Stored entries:
┌──

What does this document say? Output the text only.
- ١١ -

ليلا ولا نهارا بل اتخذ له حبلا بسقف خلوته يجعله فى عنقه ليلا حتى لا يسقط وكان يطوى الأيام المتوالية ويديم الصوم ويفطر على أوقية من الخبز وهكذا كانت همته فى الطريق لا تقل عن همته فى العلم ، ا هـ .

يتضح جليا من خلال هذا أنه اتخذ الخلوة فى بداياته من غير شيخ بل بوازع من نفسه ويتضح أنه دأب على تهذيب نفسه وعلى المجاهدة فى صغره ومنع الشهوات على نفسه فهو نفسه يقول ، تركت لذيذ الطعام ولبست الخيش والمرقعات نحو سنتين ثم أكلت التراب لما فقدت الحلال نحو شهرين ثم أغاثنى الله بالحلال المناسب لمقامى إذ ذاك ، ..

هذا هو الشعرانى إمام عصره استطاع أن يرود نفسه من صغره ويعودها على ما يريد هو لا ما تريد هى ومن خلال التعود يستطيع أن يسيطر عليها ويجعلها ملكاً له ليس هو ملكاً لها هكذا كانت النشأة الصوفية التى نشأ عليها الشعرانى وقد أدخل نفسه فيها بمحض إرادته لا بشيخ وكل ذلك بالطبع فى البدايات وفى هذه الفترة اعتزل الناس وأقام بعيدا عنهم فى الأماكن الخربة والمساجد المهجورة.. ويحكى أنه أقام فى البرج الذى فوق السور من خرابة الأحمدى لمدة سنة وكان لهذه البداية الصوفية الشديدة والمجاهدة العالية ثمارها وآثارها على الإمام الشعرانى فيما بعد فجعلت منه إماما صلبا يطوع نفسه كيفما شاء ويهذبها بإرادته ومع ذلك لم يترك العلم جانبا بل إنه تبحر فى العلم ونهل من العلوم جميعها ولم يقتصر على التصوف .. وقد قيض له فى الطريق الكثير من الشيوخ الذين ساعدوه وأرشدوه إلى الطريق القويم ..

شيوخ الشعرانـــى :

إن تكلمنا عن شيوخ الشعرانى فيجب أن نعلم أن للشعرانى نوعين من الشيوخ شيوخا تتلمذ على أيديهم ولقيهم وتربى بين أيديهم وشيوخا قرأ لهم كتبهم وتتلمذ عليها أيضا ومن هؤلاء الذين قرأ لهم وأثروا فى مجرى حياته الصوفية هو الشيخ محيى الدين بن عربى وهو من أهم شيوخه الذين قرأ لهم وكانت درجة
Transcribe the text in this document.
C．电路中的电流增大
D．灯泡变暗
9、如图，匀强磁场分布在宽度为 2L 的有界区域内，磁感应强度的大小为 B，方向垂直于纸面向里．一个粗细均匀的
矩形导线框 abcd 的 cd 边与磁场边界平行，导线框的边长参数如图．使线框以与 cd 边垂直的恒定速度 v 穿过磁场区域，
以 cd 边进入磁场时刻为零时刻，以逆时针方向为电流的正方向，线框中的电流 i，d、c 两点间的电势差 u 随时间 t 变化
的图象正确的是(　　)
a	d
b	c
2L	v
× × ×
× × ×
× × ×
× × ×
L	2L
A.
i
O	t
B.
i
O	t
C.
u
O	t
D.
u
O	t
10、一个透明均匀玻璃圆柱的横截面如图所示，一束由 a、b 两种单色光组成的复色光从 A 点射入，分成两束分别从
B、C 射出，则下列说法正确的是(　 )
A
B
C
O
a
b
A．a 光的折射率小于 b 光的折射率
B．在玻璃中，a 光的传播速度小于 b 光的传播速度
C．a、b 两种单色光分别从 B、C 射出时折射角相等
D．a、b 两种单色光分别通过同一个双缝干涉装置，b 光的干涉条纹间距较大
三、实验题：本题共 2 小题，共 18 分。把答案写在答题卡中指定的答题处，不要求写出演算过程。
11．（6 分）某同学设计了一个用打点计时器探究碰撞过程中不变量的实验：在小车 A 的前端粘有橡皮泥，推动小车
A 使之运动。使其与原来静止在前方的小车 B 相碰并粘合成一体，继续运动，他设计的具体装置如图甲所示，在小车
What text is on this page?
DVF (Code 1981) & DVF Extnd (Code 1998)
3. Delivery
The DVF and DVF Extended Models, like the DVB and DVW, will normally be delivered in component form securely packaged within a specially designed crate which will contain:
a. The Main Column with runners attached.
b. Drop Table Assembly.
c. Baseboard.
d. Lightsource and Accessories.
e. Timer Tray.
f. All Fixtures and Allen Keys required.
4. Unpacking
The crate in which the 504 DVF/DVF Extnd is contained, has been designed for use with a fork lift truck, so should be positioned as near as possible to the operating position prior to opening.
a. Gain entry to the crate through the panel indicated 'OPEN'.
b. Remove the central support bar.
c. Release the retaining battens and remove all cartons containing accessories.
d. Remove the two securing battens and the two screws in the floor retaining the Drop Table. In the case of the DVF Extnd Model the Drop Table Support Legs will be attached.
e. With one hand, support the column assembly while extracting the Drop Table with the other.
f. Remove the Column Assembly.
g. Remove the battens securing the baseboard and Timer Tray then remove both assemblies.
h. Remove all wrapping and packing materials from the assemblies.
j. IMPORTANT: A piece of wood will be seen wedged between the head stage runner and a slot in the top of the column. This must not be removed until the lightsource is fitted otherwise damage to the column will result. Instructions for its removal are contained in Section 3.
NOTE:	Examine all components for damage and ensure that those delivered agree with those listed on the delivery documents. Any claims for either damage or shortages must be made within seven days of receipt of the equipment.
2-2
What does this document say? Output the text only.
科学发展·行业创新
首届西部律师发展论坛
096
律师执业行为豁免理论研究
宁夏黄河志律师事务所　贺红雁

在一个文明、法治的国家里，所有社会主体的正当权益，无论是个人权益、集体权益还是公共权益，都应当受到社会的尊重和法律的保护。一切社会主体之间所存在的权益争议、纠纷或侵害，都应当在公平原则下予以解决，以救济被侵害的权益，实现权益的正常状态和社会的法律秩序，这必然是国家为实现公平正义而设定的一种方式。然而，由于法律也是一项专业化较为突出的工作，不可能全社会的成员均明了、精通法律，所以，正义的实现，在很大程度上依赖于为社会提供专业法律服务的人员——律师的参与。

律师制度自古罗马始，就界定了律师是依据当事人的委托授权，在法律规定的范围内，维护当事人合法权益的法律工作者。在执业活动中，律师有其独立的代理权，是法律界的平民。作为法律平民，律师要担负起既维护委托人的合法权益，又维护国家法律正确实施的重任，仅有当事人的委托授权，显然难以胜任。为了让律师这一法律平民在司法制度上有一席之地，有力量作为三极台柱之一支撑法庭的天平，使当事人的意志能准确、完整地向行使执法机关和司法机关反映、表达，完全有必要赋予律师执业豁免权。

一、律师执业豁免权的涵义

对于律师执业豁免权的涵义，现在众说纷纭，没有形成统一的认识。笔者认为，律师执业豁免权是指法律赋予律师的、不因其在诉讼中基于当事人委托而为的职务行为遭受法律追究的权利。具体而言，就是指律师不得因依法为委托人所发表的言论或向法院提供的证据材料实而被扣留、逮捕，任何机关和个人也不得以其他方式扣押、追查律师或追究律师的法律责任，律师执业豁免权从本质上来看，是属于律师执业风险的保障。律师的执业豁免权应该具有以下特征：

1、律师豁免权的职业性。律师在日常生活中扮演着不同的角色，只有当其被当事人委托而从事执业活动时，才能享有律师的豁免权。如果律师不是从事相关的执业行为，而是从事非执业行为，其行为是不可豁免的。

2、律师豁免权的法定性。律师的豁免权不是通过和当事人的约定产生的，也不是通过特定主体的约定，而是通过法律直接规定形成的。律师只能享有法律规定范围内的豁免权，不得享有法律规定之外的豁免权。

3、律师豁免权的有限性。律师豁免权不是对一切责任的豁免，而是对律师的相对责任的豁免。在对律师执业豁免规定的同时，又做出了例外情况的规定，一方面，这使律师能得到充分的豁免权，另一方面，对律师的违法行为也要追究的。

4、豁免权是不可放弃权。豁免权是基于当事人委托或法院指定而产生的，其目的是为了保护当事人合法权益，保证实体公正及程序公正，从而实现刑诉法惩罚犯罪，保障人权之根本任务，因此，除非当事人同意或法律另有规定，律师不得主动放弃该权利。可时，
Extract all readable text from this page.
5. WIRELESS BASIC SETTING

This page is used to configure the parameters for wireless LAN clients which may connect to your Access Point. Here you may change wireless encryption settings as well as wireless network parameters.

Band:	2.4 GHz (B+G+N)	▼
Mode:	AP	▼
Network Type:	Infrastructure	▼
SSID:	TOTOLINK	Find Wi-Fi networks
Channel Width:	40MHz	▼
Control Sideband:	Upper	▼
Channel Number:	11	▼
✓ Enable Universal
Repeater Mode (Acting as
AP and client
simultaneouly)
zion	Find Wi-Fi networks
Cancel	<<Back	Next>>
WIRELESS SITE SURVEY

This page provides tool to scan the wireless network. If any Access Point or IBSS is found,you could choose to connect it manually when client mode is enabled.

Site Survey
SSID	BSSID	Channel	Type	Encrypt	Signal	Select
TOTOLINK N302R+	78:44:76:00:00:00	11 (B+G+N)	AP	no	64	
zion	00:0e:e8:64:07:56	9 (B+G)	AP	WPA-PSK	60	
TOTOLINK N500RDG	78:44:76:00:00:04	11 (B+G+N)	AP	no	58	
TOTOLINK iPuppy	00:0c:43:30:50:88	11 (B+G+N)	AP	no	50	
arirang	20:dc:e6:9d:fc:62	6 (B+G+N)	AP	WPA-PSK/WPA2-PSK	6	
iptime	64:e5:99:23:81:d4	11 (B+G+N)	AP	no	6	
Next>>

└──

= Exercise instructions =
Your reply is one number: how many lines of the records above contain the word "battens".

= Answer for the task =
3